■ **Description of the task**: Extract every line below that contains the word "JSON".

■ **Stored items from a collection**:
◇ ◇ ◇ ◇

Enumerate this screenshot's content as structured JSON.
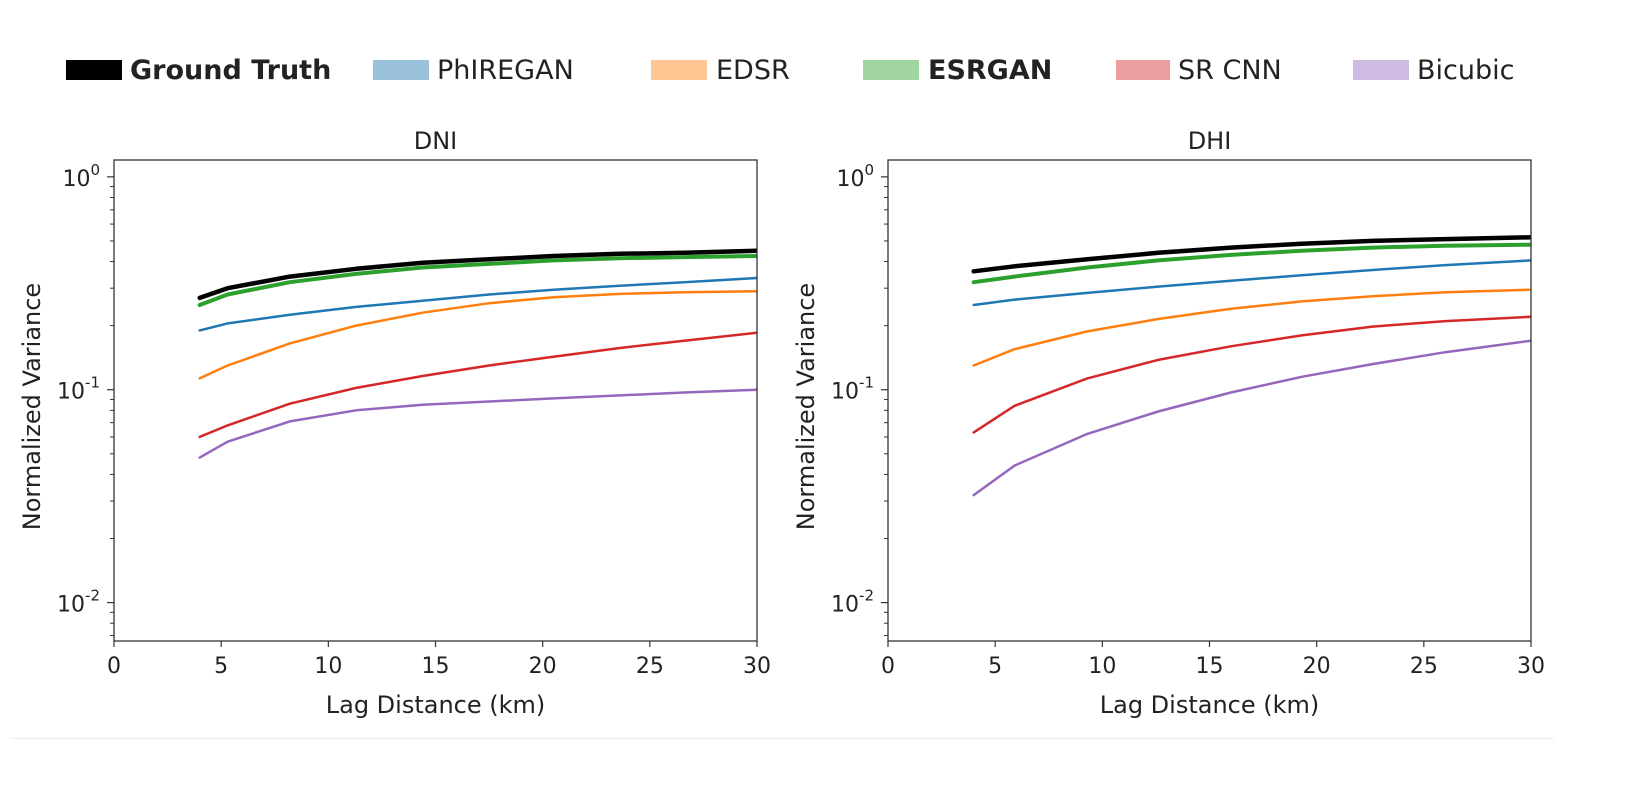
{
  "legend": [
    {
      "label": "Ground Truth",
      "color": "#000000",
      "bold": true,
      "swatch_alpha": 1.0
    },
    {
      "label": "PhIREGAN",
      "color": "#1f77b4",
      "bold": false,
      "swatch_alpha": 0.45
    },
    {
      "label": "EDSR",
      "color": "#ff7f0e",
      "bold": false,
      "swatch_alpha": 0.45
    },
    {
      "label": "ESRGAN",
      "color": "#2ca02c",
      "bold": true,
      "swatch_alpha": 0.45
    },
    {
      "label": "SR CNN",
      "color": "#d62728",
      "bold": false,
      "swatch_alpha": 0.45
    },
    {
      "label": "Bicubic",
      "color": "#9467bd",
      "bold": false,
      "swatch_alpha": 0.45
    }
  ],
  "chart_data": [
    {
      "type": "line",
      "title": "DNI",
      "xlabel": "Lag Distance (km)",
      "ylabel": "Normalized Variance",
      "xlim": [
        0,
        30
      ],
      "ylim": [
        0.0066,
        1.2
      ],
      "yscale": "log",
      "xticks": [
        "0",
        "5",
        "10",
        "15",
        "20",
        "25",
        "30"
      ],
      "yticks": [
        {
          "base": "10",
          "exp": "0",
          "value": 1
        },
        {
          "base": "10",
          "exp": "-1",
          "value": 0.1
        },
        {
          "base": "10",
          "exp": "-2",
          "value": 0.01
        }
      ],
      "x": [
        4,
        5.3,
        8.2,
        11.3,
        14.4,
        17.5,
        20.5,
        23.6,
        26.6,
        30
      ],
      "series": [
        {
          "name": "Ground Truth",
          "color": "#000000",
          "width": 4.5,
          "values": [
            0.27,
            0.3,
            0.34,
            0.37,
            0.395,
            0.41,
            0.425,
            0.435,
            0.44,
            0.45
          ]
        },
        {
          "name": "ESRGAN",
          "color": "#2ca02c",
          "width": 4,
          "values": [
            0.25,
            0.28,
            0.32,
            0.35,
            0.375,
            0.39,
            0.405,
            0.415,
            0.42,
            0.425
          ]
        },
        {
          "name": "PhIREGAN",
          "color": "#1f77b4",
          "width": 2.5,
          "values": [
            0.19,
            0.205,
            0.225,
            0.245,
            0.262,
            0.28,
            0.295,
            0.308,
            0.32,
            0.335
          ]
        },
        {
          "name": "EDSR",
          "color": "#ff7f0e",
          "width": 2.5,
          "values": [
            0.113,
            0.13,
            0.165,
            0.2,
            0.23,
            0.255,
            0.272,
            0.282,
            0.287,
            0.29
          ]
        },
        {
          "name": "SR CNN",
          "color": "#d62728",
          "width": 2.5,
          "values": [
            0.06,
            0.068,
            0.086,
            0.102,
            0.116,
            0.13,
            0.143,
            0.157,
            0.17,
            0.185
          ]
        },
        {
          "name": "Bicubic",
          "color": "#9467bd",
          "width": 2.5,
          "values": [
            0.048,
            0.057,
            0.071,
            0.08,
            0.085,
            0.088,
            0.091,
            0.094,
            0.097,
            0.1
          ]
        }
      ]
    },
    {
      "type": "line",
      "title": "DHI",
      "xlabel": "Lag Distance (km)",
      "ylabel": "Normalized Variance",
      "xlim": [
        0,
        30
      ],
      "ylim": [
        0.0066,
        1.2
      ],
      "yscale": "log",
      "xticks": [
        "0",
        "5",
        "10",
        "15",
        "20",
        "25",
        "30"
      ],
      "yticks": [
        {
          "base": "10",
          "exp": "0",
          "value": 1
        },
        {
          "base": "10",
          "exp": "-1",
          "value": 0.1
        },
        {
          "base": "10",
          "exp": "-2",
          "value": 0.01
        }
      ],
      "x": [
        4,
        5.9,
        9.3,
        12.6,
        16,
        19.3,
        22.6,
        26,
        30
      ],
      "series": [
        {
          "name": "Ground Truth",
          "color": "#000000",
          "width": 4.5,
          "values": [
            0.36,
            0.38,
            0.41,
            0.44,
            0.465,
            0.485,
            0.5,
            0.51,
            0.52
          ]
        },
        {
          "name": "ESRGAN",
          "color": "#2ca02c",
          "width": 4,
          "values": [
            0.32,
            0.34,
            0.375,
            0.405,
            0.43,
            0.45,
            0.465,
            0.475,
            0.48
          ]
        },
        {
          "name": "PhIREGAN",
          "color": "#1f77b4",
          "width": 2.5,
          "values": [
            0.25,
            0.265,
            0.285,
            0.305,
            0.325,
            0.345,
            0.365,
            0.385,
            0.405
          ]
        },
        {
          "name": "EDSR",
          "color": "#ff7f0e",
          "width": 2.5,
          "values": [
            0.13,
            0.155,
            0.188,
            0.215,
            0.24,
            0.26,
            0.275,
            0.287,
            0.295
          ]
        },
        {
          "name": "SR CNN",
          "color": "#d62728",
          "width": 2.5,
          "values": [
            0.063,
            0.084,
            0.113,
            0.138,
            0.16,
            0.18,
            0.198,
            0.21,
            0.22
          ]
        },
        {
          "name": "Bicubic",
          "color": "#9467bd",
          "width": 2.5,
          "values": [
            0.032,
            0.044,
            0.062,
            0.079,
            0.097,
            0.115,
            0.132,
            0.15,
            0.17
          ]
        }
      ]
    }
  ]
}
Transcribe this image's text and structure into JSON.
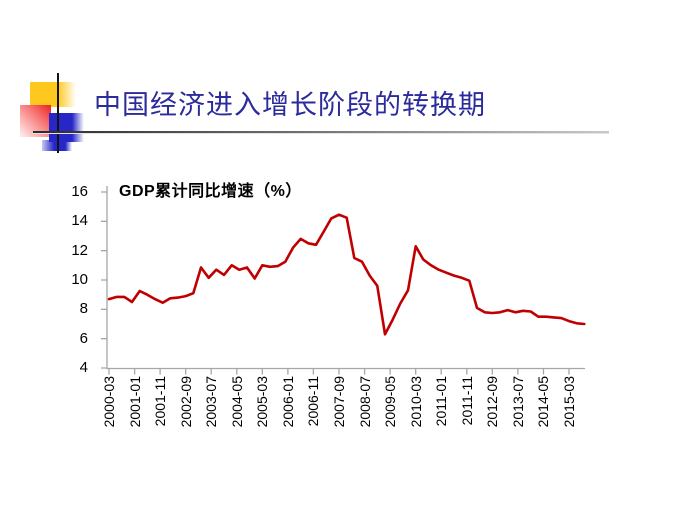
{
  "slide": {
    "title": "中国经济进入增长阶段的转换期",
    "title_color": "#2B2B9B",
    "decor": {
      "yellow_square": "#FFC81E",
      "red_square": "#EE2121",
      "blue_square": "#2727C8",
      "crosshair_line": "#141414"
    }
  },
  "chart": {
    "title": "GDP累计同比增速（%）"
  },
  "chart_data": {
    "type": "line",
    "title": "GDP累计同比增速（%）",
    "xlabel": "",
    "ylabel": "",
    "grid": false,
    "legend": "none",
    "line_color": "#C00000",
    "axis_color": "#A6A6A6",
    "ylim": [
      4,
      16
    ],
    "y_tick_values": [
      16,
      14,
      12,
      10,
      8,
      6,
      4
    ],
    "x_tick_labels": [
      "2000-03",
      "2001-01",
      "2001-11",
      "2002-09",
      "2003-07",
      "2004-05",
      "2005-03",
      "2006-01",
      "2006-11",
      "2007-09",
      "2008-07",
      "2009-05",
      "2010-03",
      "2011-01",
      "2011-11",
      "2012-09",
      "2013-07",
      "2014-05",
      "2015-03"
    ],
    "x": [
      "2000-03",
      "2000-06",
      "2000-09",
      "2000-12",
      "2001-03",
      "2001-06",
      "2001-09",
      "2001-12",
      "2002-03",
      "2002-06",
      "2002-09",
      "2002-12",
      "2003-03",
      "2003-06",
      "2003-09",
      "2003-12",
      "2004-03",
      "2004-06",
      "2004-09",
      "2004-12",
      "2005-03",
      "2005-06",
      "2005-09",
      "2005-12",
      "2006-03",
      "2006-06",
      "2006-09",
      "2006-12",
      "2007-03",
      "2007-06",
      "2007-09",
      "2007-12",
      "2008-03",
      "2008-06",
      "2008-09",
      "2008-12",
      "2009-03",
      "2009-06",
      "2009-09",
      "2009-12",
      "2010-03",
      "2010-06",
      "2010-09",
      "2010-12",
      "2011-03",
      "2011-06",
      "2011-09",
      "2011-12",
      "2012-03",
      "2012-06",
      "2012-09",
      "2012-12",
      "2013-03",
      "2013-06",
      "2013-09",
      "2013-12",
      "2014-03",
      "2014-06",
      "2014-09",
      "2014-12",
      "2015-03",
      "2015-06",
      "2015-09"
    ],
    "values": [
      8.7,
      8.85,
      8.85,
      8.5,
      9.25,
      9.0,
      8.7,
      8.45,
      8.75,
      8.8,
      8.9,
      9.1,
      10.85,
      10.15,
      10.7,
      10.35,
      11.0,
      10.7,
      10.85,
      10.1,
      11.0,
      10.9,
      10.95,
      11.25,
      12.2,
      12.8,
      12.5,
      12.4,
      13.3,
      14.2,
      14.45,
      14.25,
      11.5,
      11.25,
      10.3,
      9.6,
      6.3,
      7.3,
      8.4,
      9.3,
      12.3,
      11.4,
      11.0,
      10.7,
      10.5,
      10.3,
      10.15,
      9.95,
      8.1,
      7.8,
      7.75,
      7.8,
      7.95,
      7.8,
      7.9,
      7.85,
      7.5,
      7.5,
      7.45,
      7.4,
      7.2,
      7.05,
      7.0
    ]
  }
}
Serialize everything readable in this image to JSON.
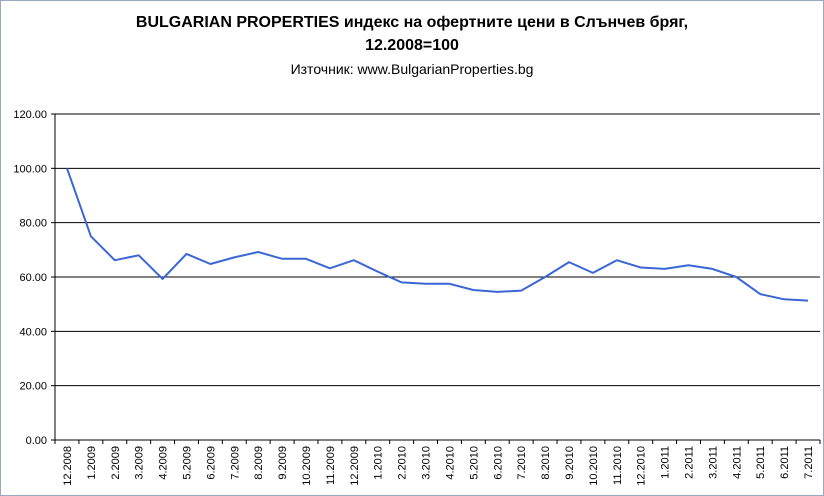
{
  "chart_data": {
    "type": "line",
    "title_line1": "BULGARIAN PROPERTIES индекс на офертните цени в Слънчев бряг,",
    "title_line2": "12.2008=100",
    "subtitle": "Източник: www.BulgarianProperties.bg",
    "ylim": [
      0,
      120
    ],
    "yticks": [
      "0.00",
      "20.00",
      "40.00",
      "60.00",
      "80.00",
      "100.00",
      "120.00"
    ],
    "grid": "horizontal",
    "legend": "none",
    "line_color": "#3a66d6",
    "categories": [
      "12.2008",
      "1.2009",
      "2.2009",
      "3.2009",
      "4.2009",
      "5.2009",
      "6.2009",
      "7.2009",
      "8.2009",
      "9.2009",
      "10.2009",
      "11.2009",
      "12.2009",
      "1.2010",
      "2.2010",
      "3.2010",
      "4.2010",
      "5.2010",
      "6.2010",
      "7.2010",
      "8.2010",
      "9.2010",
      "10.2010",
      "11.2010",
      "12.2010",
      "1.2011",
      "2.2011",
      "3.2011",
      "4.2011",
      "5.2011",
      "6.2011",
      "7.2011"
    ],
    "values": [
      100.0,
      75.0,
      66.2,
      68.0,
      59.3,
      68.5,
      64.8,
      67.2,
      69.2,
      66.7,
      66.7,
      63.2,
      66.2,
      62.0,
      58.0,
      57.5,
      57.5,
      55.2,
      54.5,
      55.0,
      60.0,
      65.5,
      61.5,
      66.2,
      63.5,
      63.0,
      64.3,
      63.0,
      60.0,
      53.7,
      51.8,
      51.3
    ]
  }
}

◇ ◇ ◇ ◇

■ **Expected answer**:
Enumerate this screenshot's content as structured JSON.
Transcribe this image's text and structure into JSON.
Serialize everything readable in this image to JSON.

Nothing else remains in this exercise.